* Given exercise *
Write out the whole of the material exactly.

* Supplied data *

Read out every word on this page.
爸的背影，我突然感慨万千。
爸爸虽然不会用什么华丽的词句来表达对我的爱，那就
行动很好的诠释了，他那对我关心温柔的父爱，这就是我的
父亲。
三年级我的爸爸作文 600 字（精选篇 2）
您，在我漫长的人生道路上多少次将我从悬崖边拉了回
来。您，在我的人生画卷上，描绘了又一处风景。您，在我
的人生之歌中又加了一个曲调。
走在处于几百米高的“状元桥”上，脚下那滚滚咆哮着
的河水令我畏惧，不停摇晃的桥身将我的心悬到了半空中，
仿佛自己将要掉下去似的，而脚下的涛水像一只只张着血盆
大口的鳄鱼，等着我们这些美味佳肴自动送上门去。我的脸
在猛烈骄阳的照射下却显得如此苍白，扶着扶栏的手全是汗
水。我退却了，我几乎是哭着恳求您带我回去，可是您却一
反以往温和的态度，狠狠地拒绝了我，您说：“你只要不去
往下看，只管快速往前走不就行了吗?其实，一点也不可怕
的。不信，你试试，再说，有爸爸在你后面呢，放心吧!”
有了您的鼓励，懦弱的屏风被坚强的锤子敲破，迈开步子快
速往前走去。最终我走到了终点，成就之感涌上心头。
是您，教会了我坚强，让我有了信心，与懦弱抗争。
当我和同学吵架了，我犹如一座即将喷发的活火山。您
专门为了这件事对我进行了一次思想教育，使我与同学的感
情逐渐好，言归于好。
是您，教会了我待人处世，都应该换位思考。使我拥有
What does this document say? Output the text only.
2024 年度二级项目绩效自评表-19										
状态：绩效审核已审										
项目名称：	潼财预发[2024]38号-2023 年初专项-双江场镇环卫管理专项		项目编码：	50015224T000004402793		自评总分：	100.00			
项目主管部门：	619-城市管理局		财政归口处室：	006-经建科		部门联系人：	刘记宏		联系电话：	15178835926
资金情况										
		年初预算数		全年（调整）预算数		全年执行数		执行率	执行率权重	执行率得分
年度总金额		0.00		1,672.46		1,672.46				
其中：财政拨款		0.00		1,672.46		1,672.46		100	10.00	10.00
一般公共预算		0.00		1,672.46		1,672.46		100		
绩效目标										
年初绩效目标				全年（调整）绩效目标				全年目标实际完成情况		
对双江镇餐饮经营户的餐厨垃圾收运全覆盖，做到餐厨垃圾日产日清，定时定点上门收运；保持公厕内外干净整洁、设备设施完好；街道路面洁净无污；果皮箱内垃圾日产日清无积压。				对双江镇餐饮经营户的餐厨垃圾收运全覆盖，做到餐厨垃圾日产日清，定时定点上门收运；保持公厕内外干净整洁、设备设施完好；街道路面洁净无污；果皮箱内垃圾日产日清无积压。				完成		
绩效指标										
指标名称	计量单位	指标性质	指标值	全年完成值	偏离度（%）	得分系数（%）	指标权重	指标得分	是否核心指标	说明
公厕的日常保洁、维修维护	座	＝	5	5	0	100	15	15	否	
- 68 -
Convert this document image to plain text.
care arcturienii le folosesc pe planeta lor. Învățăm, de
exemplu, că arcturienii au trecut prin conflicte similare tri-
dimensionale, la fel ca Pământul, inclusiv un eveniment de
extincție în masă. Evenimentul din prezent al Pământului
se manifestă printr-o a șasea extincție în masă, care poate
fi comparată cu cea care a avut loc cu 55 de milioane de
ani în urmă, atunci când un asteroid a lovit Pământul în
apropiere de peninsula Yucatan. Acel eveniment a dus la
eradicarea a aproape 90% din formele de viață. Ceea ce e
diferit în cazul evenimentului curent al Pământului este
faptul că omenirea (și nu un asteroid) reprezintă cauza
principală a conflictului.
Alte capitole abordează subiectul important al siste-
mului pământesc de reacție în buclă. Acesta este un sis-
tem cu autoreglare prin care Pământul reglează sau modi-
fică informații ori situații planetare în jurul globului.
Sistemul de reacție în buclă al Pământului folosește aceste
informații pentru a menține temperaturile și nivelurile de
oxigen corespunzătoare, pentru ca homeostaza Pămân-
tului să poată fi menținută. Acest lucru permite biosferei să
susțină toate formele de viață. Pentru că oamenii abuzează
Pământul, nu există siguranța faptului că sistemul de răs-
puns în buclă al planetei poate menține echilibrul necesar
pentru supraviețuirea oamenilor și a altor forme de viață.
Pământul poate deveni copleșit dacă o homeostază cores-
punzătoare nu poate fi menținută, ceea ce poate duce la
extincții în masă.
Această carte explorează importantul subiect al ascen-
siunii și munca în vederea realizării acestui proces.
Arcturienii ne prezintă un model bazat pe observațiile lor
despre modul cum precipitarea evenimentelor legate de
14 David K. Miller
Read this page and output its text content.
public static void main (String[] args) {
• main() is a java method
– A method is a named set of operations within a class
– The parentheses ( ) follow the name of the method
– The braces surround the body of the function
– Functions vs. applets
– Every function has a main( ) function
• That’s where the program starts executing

* Answer in full *
Read out every word on this page.
爸的背影，我突然感慨万千。
爸爸虽然不会用什么华丽的词句来表达对我的爱，那就
行动很好的诠释了，他那对我关心温柔的父爱，这就是我的
父亲。
三年级我的爸爸作文 600 字（精选篇 2）
您，在我漫长的人生道路上多少次将我从悬崖边拉了回
来。您，在我的人生画卷上，描绘了又一处风景。您，在我
的人生之歌中又加了一个曲调。
走在处于几百米高的“状元桥”上，脚下那滚滚咆哮着
的河水令我畏惧，不停摇晃的桥身将我的心悬到了半空中，
仿佛自己将要掉下去似的，而脚下的涛水像一只只张着血盆
大口的鳄鱼，等着我们这些美味佳肴自动送上门去。我的脸
在猛烈骄阳的照射下却显得如此苍白，扶着扶栏的手全是汗
水。我退却了，我几乎是哭着恳求您带我回去，可是您却一
反以往温和的态度，狠狠地拒绝了我，您说：“你只要不去
往下看，只管快速往前走不就行了吗?其实，一点也不可怕
的。不信，你试试，再说，有爸爸在你后面呢，放心吧!”
有了您的鼓励，懦弱的屏风被坚强的锤子敲破，迈开步子快
速往前走去。最终我走到了终点，成就之感涌上心头。
是您，教会了我坚强，让我有了信心，与懦弱抗争。
当我和同学吵架了，我犹如一座即将喷发的活火山。您
专门为了这件事对我进行了一次思想教育，使我与同学的感
情逐渐好，言归于好。
是您，教会了我待人处世，都应该换位思考。使我拥有
What does this document say? Output the text only.
2024 年度二级项目绩效自评表-19										
状态：绩效审核已审										
项目名称：	潼财预发[2024]38号-2023 年初专项-双江场镇环卫管理专项		项目编码：	50015224T000004402793		自评总分：	100.00			
项目主管部门：	619-城市管理局		财政归口处室：	006-经建科		部门联系人：	刘记宏		联系电话：	15178835926
资金情况										
		年初预算数		全年（调整）预算数		全年执行数		执行率	执行率权重	执行率得分
年度总金额		0.00		1,672.46		1,672.46				
其中：财政拨款		0.00		1,672.46		1,672.46		100	10.00	10.00
一般公共预算		0.00		1,672.46		1,672.46		100		
绩效目标										
年初绩效目标				全年（调整）绩效目标				全年目标实际完成情况		
对双江镇餐饮经营户的餐厨垃圾收运全覆盖，做到餐厨垃圾日产日清，定时定点上门收运；保持公厕内外干净整洁、设备设施完好；街道路面洁净无污；果皮箱内垃圾日产日清无积压。				对双江镇餐饮经营户的餐厨垃圾收运全覆盖，做到餐厨垃圾日产日清，定时定点上门收运；保持公厕内外干净整洁、设备设施完好；街道路面洁净无污；果皮箱内垃圾日产日清无积压。				完成		
绩效指标										
指标名称	计量单位	指标性质	指标值	全年完成值	偏离度（%）	得分系数（%）	指标权重	指标得分	是否核心指标	说明
公厕的日常保洁、维修维护	座	＝	5	5	0	100	15	15	否	
- 68 -
Convert this document image to plain text.
care arcturienii le folosesc pe planeta lor. Învățăm, de
exemplu, că arcturienii au trecut prin conflicte similare tri-
dimensionale, la fel ca Pământul, inclusiv un eveniment de
extincție în masă. Evenimentul din prezent al Pământului
se manifestă printr-o a șasea extincție în masă, care poate
fi comparată cu cea care a avut loc cu 55 de milioane de
ani în urmă, atunci când un asteroid a lovit Pământul în
apropiere de peninsula Yucatan. Acel eveniment a dus la
eradicarea a aproape 90% din formele de viață. Ceea ce e
diferit în cazul evenimentului curent al Pământului este
faptul că omenirea (și nu un asteroid) reprezintă cauza
principală a conflictului.
Alte capitole abordează subiectul important al siste-
mului pământesc de reacție în buclă. Acesta este un sis-
tem cu autoreglare prin care Pământul reglează sau modi-
fică informații ori situații planetare în jurul globului.
Sistemul de reacție în buclă al Pământului folosește aceste
informații pentru a menține temperaturile și nivelurile de
oxigen corespunzătoare, pentru ca homeostaza Pămân-
tului să poată fi menținută. Acest lucru permite biosferei să
susțină toate formele de viață. Pentru că oamenii abuzează
Pământul, nu există siguranța faptului că sistemul de răs-
puns în buclă al planetei poate menține echilibrul necesar
pentru supraviețuirea oamenilor și a altor forme de viață.
Pământul poate deveni copleșit dacă o homeostază cores-
punzătoare nu poate fi menținută, ceea ce poate duce la
extincții în masă.
Această carte explorează importantul subiect al ascen-
siunii și munca în vederea realizării acestui proces.
Arcturienii ne prezintă un model bazat pe observațiile lor
despre modul cum precipitarea evenimentelor legate de
14 David K. Miller
Read this page and output its text content.
public static void main (String[] args) {
• main() is a java method
– A method is a named set of operations within a class
– The parentheses ( ) follow the name of the method
– The braces surround the body of the function
– Functions vs. applets
– Every function has a main( ) function
• That’s where the program starts executing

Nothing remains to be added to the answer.